── EXERCISE DATA ──
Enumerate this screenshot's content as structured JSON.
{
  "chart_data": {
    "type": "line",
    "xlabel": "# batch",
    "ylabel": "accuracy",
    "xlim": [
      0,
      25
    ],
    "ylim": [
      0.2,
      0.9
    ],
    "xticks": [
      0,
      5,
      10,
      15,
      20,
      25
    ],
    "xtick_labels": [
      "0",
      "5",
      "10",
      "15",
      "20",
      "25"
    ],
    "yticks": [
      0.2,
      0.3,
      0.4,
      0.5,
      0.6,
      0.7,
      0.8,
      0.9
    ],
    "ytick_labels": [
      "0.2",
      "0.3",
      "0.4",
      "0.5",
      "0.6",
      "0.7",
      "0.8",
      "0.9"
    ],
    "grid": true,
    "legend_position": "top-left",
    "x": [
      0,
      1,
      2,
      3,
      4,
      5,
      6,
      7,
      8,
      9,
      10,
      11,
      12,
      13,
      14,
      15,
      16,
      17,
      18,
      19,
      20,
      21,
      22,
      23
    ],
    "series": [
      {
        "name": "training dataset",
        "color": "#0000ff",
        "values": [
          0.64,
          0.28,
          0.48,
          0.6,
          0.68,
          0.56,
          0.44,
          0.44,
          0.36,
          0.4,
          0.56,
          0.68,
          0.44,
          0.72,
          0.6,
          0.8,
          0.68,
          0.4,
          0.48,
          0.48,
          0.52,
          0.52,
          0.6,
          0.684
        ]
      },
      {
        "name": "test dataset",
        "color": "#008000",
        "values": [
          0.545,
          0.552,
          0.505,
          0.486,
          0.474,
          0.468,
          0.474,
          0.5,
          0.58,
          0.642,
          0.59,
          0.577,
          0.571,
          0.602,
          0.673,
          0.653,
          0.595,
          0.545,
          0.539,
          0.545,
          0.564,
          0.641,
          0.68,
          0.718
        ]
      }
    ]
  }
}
───
GOAL: Every line of the data above should be copied exactly.

ANSWER TO THE PROBLEM:
Enumerate this screenshot's content as structured JSON.
{
  "chart_data": {
    "type": "line",
    "xlabel": "# batch",
    "ylabel": "accuracy",
    "xlim": [
      0,
      25
    ],
    "ylim": [
      0.2,
      0.9
    ],
    "xticks": [
      0,
      5,
      10,
      15,
      20,
      25
    ],
    "xtick_labels": [
      "0",
      "5",
      "10",
      "15",
      "20",
      "25"
    ],
    "yticks": [
      0.2,
      0.3,
      0.4,
      0.5,
      0.6,
      0.7,
      0.8,
      0.9
    ],
    "ytick_labels": [
      "0.2",
      "0.3",
      "0.4",
      "0.5",
      "0.6",
      "0.7",
      "0.8",
      "0.9"
    ],
    "grid": true,
    "legend_position": "top-left",
    "x": [
      0,
      1,
      2,
      3,
      4,
      5,
      6,
      7,
      8,
      9,
      10,
      11,
      12,
      13,
      14,
      15,
      16,
      17,
      18,
      19,
      20,
      21,
      22,
      23
    ],
    "series": [
      {
        "name": "training dataset",
        "color": "#0000ff",
        "values": [
          0.64,
          0.28,
          0.48,
          0.6,
          0.68,
          0.56,
          0.44,
          0.44,
          0.36,
          0.4,
          0.56,
          0.68,
          0.44,
          0.72,
          0.6,
          0.8,
          0.68,
          0.4,
          0.48,
          0.48,
          0.52,
          0.52,
          0.6,
          0.684
        ]
      },
      {
        "name": "test dataset",
        "color": "#008000",
        "values": [
          0.545,
          0.552,
          0.505,
          0.486,
          0.474,
          0.468,
          0.474,
          0.5,
          0.58,
          0.642,
          0.59,
          0.577,
          0.571,
          0.602,
          0.673,
          0.653,
          0.595,
          0.545,
          0.539,
          0.545,
          0.564,
          0.641,
          0.68,
          0.718
        ]
      }
    ]
  }
}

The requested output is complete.